[PROVIDED INFORMATION]:
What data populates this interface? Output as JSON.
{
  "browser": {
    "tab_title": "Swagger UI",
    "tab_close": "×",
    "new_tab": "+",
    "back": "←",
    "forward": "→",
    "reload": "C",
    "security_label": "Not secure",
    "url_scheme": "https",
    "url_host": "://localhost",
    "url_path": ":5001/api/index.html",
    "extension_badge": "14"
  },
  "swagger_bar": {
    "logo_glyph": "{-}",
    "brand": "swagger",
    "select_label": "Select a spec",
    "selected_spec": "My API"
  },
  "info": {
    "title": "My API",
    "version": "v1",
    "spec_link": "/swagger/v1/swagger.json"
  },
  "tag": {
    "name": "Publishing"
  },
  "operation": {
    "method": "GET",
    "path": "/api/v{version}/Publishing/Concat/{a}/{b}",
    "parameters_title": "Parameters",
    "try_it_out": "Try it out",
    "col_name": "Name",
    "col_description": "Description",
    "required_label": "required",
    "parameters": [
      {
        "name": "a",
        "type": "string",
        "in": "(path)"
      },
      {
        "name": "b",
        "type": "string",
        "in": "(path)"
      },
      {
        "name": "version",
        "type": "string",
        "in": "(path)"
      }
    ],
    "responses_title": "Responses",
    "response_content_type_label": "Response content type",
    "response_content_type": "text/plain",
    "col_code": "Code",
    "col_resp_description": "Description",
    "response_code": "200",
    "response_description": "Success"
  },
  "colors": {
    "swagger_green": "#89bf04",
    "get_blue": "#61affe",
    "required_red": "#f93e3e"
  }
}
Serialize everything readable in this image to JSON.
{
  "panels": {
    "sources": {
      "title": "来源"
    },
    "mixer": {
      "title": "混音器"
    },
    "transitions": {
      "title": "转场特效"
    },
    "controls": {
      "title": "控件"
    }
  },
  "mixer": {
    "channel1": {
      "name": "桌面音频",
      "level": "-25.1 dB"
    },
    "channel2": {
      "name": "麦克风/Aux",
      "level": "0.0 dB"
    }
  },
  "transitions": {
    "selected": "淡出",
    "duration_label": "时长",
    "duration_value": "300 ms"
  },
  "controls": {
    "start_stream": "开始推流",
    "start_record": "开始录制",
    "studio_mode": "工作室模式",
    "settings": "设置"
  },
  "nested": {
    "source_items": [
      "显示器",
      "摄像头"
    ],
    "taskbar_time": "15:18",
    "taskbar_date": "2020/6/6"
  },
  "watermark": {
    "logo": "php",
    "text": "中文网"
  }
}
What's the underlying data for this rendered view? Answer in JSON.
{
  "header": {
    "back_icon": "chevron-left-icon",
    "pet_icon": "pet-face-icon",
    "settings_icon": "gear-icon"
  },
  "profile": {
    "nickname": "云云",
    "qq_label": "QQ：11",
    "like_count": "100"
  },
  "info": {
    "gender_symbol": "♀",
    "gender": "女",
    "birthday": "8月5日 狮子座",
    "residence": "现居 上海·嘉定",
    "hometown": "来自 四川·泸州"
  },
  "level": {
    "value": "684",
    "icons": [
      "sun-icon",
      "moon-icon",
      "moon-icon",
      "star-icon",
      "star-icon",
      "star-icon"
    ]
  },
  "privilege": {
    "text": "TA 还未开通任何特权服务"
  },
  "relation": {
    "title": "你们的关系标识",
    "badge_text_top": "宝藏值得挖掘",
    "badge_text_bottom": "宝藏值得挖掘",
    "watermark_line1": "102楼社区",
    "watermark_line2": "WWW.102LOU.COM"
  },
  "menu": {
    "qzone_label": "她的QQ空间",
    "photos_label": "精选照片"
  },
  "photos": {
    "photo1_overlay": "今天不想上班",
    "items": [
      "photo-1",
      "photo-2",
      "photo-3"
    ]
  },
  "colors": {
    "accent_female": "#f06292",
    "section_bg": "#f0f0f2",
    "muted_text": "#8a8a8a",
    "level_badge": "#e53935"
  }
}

[AIM OF THE EXERCISE]:
Set down the listing above in full, please, exactly as it appears.

[SOLUTION FOR THIS PROBLEM]:
What data populates this interface? Output as JSON.
{
  "browser": {
    "tab_title": "Swagger UI",
    "tab_close": "×",
    "new_tab": "+",
    "back": "←",
    "forward": "→",
    "reload": "C",
    "security_label": "Not secure",
    "url_scheme": "https",
    "url_host": "://localhost",
    "url_path": ":5001/api/index.html",
    "extension_badge": "14"
  },
  "swagger_bar": {
    "logo_glyph": "{-}",
    "brand": "swagger",
    "select_label": "Select a spec",
    "selected_spec": "My API"
  },
  "info": {
    "title": "My API",
    "version": "v1",
    "spec_link": "/swagger/v1/swagger.json"
  },
  "tag": {
    "name": "Publishing"
  },
  "operation": {
    "method": "GET",
    "path": "/api/v{version}/Publishing/Concat/{a}/{b}",
    "parameters_title": "Parameters",
    "try_it_out": "Try it out",
    "col_name": "Name",
    "col_description": "Description",
    "required_label": "required",
    "parameters": [
      {
        "name": "a",
        "type": "string",
        "in": "(path)"
      },
      {
        "name": "b",
        "type": "string",
        "in": "(path)"
      },
      {
        "name": "version",
        "type": "string",
        "in": "(path)"
      }
    ],
    "responses_title": "Responses",
    "response_content_type_label": "Response content type",
    "response_content_type": "text/plain",
    "col_code": "Code",
    "col_resp_description": "Description",
    "response_code": "200",
    "response_description": "Success"
  },
  "colors": {
    "swagger_green": "#89bf04",
    "get_blue": "#61affe",
    "required_red": "#f93e3e"
  }
}
Serialize everything readable in this image to JSON.
{
  "panels": {
    "sources": {
      "title": "来源"
    },
    "mixer": {
      "title": "混音器"
    },
    "transitions": {
      "title": "转场特效"
    },
    "controls": {
      "title": "控件"
    }
  },
  "mixer": {
    "channel1": {
      "name": "桌面音频",
      "level": "-25.1 dB"
    },
    "channel2": {
      "name": "麦克风/Aux",
      "level": "0.0 dB"
    }
  },
  "transitions": {
    "selected": "淡出",
    "duration_label": "时长",
    "duration_value": "300 ms"
  },
  "controls": {
    "start_stream": "开始推流",
    "start_record": "开始录制",
    "studio_mode": "工作室模式",
    "settings": "设置"
  },
  "nested": {
    "source_items": [
      "显示器",
      "摄像头"
    ],
    "taskbar_time": "15:18",
    "taskbar_date": "2020/6/6"
  },
  "watermark": {
    "logo": "php",
    "text": "中文网"
  }
}
What's the underlying data for this rendered view? Answer in JSON.
{
  "header": {
    "back_icon": "chevron-left-icon",
    "pet_icon": "pet-face-icon",
    "settings_icon": "gear-icon"
  },
  "profile": {
    "nickname": "云云",
    "qq_label": "QQ：11",
    "like_count": "100"
  },
  "info": {
    "gender_symbol": "♀",
    "gender": "女",
    "birthday": "8月5日 狮子座",
    "residence": "现居 上海·嘉定",
    "hometown": "来自 四川·泸州"
  },
  "level": {
    "value": "684",
    "icons": [
      "sun-icon",
      "moon-icon",
      "moon-icon",
      "star-icon",
      "star-icon",
      "star-icon"
    ]
  },
  "privilege": {
    "text": "TA 还未开通任何特权服务"
  },
  "relation": {
    "title": "你们的关系标识",
    "badge_text_top": "宝藏值得挖掘",
    "badge_text_bottom": "宝藏值得挖掘",
    "watermark_line1": "102楼社区",
    "watermark_line2": "WWW.102LOU.COM"
  },
  "menu": {
    "qzone_label": "她的QQ空间",
    "photos_label": "精选照片"
  },
  "photos": {
    "photo1_overlay": "今天不想上班",
    "items": [
      "photo-1",
      "photo-2",
      "photo-3"
    ]
  },
  "colors": {
    "accent_female": "#f06292",
    "section_bg": "#f0f0f2",
    "muted_text": "#8a8a8a",
    "level_badge": "#e53935"
  }
}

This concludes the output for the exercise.